• Data rows
%%

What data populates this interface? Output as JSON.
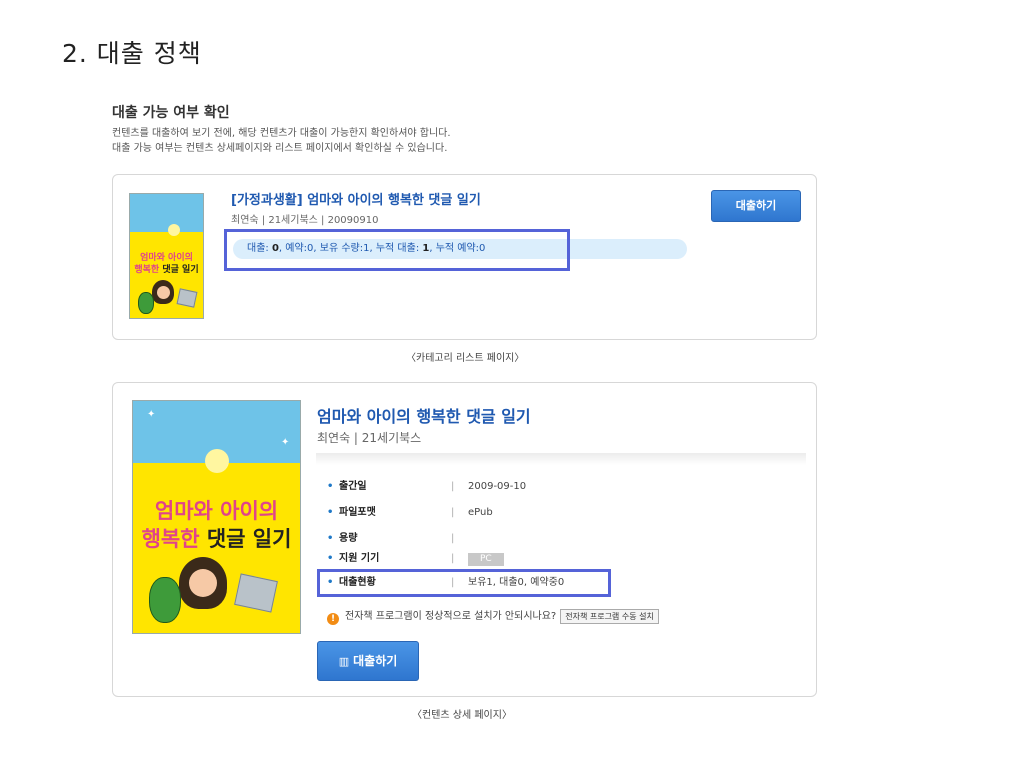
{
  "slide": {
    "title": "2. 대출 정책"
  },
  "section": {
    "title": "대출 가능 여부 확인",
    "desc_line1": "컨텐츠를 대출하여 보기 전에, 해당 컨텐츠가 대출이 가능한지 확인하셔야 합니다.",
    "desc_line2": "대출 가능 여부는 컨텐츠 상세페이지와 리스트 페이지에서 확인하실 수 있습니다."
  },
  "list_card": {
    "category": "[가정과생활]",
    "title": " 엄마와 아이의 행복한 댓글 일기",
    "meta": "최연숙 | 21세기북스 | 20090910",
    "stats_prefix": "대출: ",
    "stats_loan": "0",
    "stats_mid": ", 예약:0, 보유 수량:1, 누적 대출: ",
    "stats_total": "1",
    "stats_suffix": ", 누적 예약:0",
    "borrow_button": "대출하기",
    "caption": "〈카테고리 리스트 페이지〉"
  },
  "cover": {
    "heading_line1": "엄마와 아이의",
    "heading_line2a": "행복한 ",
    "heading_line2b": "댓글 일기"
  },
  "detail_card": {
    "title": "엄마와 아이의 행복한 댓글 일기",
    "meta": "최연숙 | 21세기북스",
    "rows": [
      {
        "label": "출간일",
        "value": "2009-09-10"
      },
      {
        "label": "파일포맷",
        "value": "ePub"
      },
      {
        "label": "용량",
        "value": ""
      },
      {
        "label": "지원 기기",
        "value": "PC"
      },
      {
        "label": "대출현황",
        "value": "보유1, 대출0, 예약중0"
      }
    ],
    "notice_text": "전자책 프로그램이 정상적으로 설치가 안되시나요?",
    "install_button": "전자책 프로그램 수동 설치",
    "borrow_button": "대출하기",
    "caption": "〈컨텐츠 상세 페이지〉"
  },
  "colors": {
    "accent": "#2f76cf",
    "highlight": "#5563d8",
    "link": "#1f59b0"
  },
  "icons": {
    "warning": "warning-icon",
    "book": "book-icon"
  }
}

%%

From the listing above, collect each line in which the string "title" appears.

• Correct response
    "title": "2. 대출 정책"
    "title": "대출 가능 여부 확인",
    "title": " 엄마와 아이의 행복한 댓글 일기",
    "title": "엄마와 아이의 행복한 댓글 일기",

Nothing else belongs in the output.